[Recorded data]
★ ★ ★ ★

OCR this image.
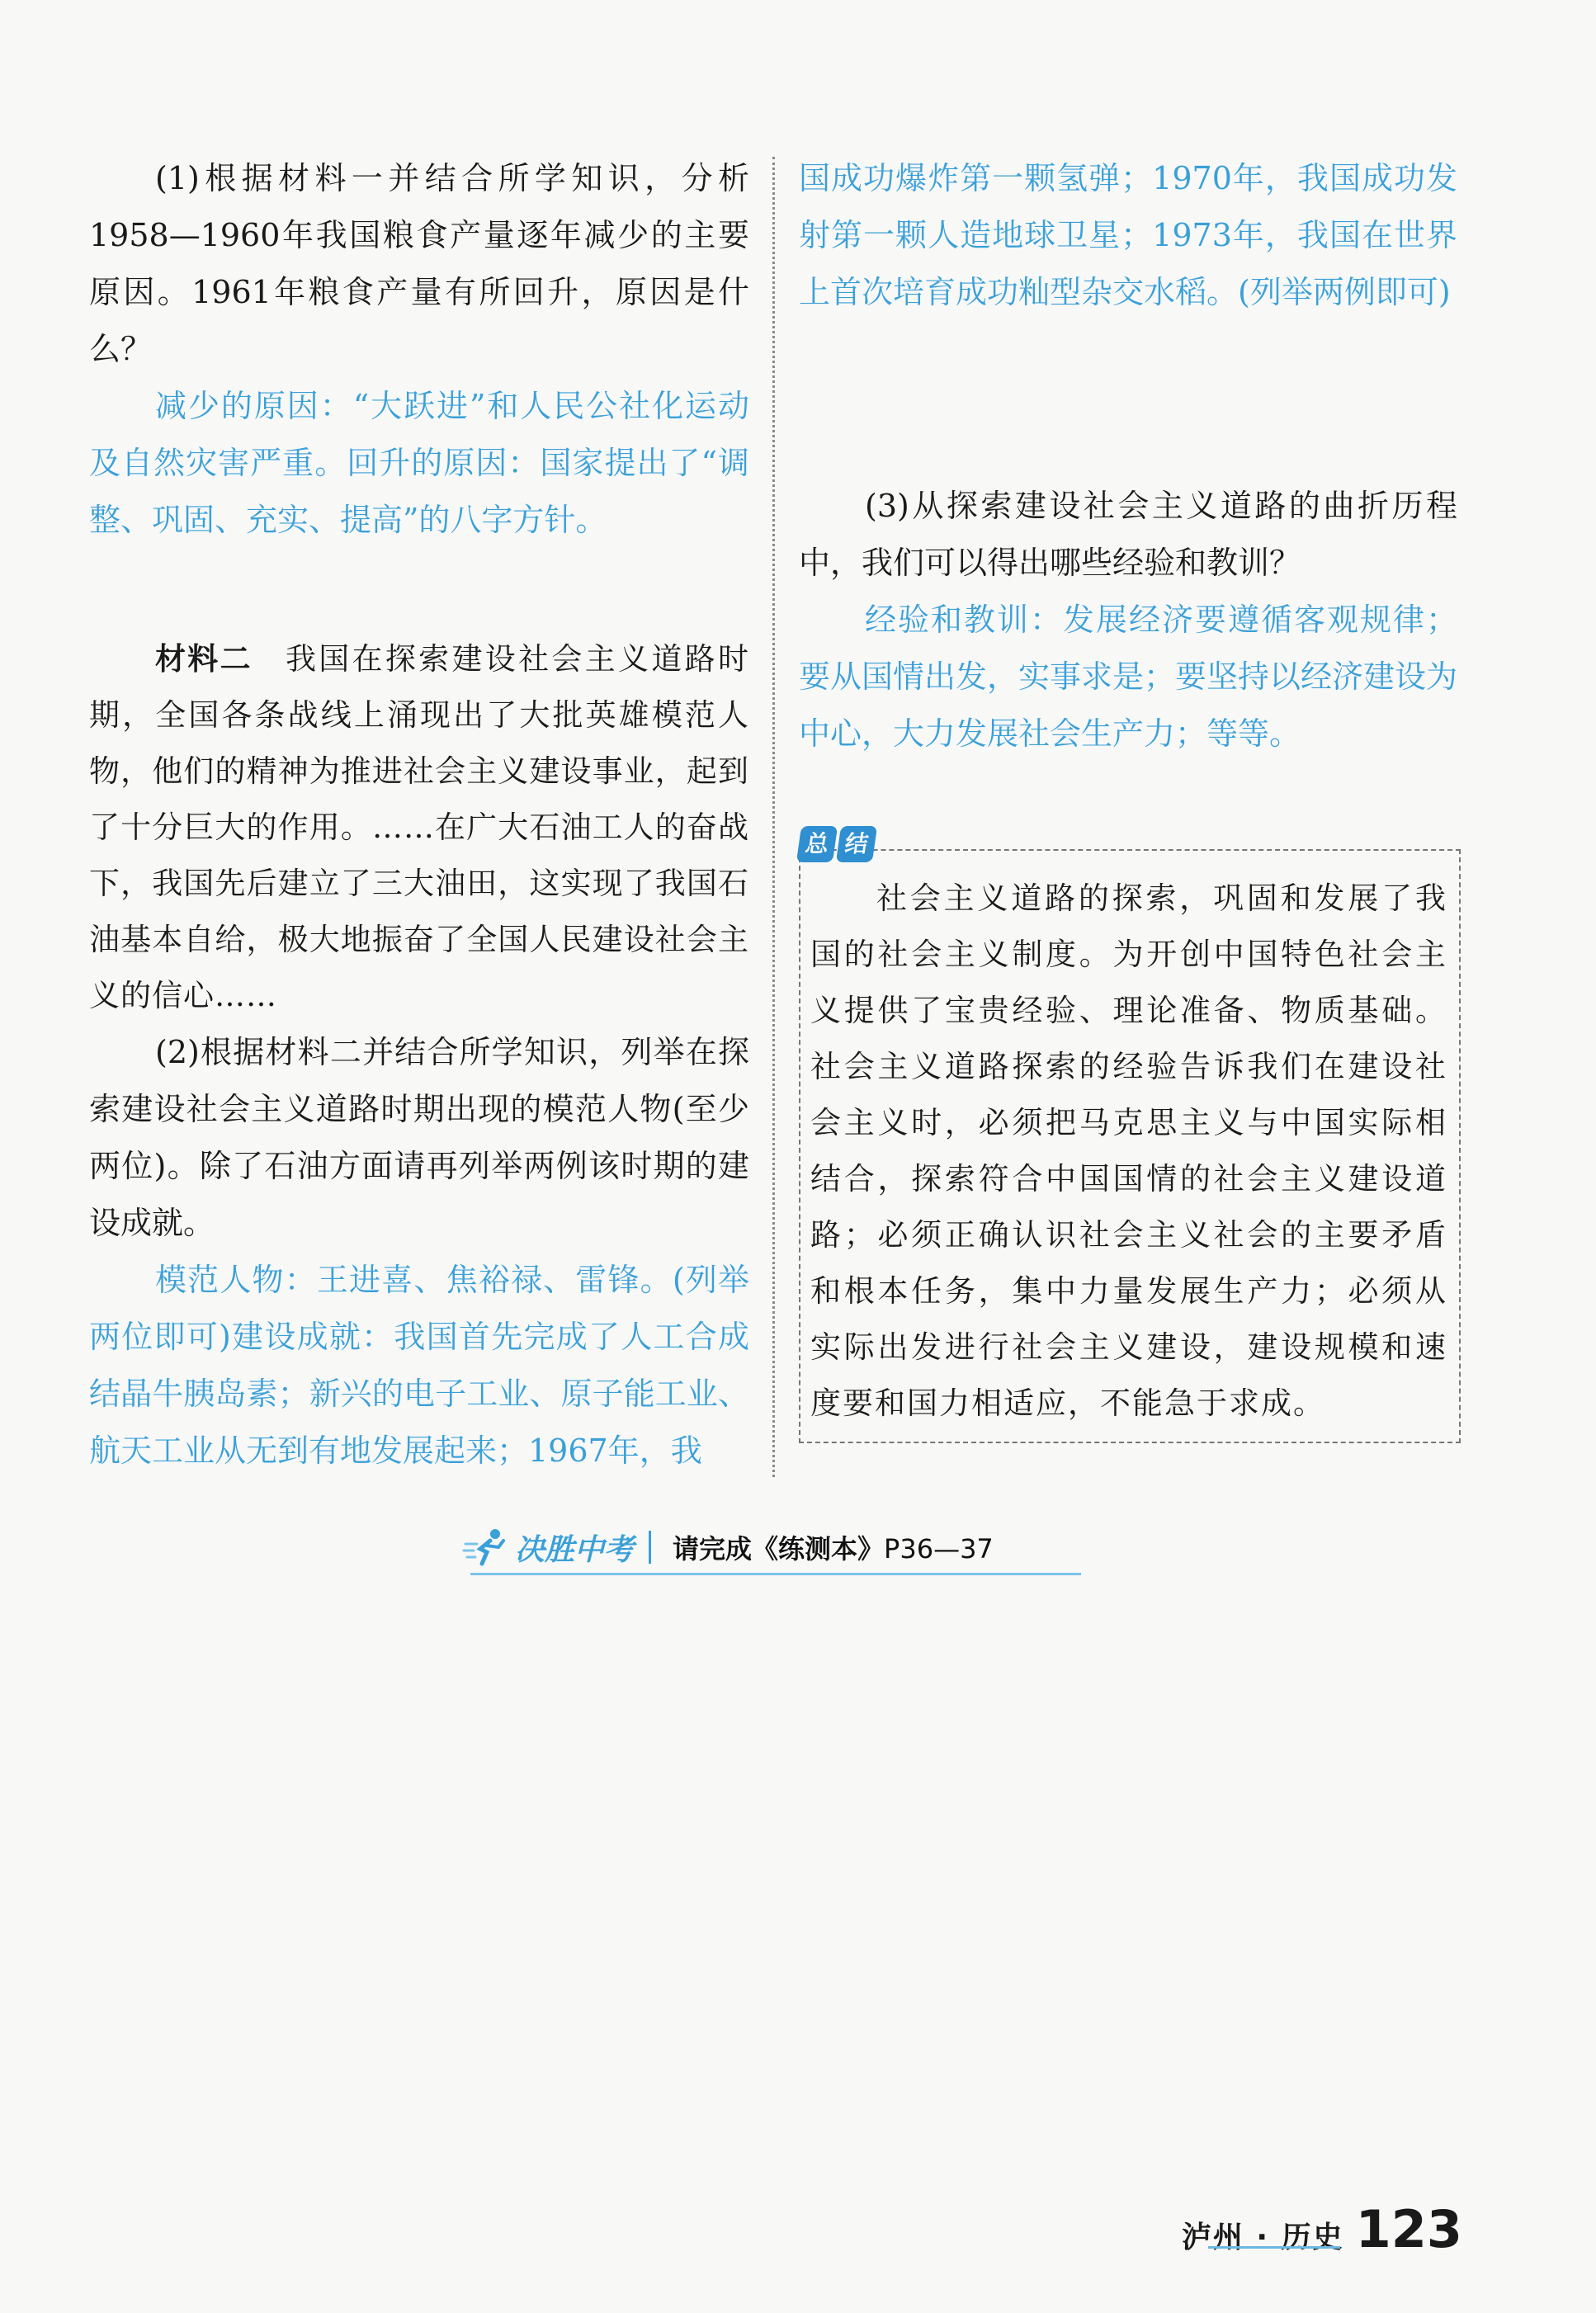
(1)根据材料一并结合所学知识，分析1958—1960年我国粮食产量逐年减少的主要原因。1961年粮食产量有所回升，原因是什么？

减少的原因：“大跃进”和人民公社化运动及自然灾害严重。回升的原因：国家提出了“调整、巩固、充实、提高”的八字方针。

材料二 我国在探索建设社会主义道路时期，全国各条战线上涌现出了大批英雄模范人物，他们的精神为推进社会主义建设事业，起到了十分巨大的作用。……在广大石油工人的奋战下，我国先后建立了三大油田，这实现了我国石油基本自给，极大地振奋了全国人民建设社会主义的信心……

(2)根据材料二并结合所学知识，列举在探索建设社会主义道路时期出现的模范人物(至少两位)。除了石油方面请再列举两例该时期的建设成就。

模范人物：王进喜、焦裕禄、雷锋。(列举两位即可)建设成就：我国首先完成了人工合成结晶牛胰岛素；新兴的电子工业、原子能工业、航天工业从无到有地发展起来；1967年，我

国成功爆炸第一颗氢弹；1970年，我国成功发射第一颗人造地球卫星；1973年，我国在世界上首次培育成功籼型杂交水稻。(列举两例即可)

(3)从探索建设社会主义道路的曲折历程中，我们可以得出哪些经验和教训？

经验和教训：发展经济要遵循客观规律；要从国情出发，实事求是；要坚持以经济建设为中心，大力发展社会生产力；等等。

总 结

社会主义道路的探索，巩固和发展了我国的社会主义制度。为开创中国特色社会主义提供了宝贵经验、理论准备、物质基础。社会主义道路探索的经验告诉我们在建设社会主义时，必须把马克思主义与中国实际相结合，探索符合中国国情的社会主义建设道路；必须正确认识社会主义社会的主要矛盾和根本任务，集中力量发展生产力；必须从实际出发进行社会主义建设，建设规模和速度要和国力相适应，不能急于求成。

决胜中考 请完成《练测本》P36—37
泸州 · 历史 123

★ ★ ★ ★

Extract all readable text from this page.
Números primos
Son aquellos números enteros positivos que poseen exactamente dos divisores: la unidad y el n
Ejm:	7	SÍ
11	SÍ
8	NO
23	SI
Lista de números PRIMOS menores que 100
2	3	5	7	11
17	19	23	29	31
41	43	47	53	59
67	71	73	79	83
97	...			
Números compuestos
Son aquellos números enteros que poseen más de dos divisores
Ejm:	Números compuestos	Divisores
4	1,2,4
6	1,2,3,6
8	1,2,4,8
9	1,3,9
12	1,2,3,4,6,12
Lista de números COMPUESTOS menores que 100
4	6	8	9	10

★ ★ ★ ★

To do: Show every line where the string "aquellos" appears.

Full answer:
Son aquellos números enteros positivos que poseen exactamente dos divisores: la unidad y el n
Son aquellos números enteros que poseen más de dos divisores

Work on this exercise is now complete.